O Homem sem Passado
por
Marcelo Miranda
miranda@areaweb.com.br
02/09/2003
Antes de começar a falar de
"O Homem sem Passado" (Mies vailla Menneisyyttä - Finlândia,
2002), já vou fazendo uma confissão: nunca tinha visto um
filme da Finlândia (pelo menos, não que eu me lembre). Ou
seja, não conheço o estilo cinematográfico, de filmagem,
montagem, atuação, roteiro... Assim, o palpite que você
vai ler abaixo se baseia exclusivamente nos meus (parcos) conhecimentos
de Cinema e nas impressões que o filme me causou. Até peço
que, caso algum fã do cinema finlandês leia e não goste,
me escreva e indique outros filmes do país, pois interesse não
me falta para assistir a todos que eu puder – faltam, isto sim, oportunidades.
Ao texto.
Histórias de personagens desmemoriados
já renderam bons frutos para o Cinema. Alguns bastante memoráveis
valem ser citados logo de cara e sem ordenações: "Amateur"

- **Tarefa**: Retome a crítica do filme "O Homem sem Passado" a partir do ponto em que ela para. As linhas não têm nenhum papel nesta tarefa.

- **Material**:

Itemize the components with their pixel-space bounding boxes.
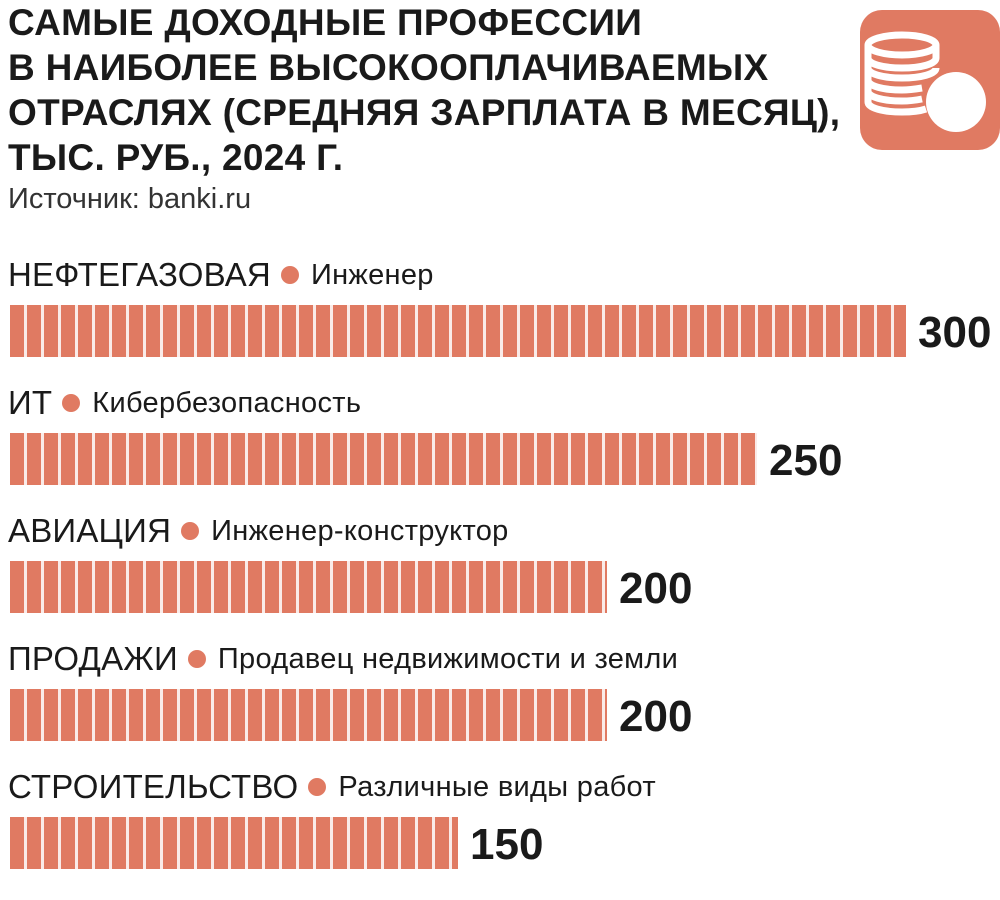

- **Resultado da tarefa**:
(Hal Hartley), "Amnésia" (Christopher
Nolan), "Miragem" (excelente e pouquíssimo conhecido filme de Edward
Dmytrick) e até o recente e divertido "A Identidade Bourne' (Doug
Liman). O assunto é batido, mas quando bem trabalhado pode gerar
histórias inusitadas, interessantes e até originais. "O Homem
sem Passado" é algo misterioso: trafega entre o bom e o regular
com extrema facilidade.
A trama diz respeito a um pobre coitado
que sofre um assalto, é espancado e perde a memória. Sem
rumo, vai parar numa comunidade de excluídos e se envolve com os
moradores – uns, de forma amigável; outros, a contragosto. O que
vemos a partir daí é a adaptação deste homem
num mundo que ele desconhece, numa vida que ele não sabe de quem
é, com pessoas as quais ele jamais viu. Aquilo que poderia render
um drama comovente sobre as dificuldades de incorporação
à sociedade, ou uma comédia de humor negro sobre situações
rotineiras que podem se tornar absurdas, se transforma num filme sem muito
foco ou unidade; por vezes sério, outras vezes debochado; interessante
aqui, maçante ali... Enfim: uma salada indefinida.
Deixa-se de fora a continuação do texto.